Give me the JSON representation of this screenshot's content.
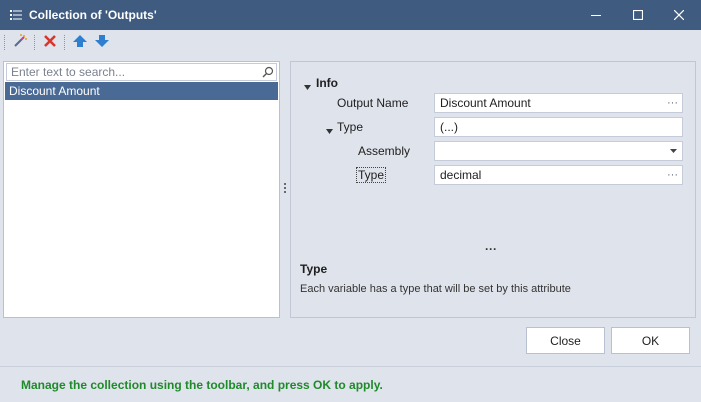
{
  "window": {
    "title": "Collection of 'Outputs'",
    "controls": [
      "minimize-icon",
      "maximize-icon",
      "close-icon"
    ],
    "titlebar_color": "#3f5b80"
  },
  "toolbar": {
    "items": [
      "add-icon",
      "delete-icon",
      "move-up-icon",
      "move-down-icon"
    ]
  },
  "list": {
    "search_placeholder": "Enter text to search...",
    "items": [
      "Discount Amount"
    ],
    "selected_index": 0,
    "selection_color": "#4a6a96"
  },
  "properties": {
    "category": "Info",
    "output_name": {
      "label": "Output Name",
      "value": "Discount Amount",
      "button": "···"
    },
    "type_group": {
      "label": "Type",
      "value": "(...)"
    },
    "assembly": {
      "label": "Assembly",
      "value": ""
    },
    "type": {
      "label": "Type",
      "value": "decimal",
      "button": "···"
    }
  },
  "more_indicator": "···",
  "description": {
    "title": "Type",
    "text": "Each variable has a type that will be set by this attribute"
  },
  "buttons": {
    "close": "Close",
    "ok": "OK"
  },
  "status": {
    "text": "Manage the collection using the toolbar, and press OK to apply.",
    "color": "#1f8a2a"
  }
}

========

*INSTRUCTIONS FOR THE TASK*.
Give back all entries exactly. No pictures belong in the copy.

*TASK ANSWER*.
Give me the JSON representation of this screenshot's content.
{
  "window": {
    "title": "Collection of 'Outputs'",
    "controls": [
      "minimize-icon",
      "maximize-icon",
      "close-icon"
    ],
    "titlebar_color": "#3f5b80"
  },
  "toolbar": {
    "items": [
      "add-icon",
      "delete-icon",
      "move-up-icon",
      "move-down-icon"
    ]
  },
  "list": {
    "search_placeholder": "Enter text to search...",
    "items": [
      "Discount Amount"
    ],
    "selected_index": 0,
    "selection_color": "#4a6a96"
  },
  "properties": {
    "category": "Info",
    "output_name": {
      "label": "Output Name",
      "value": "Discount Amount",
      "button": "···"
    },
    "type_group": {
      "label": "Type",
      "value": "(...)"
    },
    "assembly": {
      "label": "Assembly",
      "value": ""
    },
    "type": {
      "label": "Type",
      "value": "decimal",
      "button": "···"
    }
  },
  "more_indicator": "···",
  "description": {
    "title": "Type",
    "text": "Each variable has a type that will be set by this attribute"
  },
  "buttons": {
    "close": "Close",
    "ok": "OK"
  },
  "status": {
    "text": "Manage the collection using the toolbar, and press OK to apply.",
    "color": "#1f8a2a"
  }
}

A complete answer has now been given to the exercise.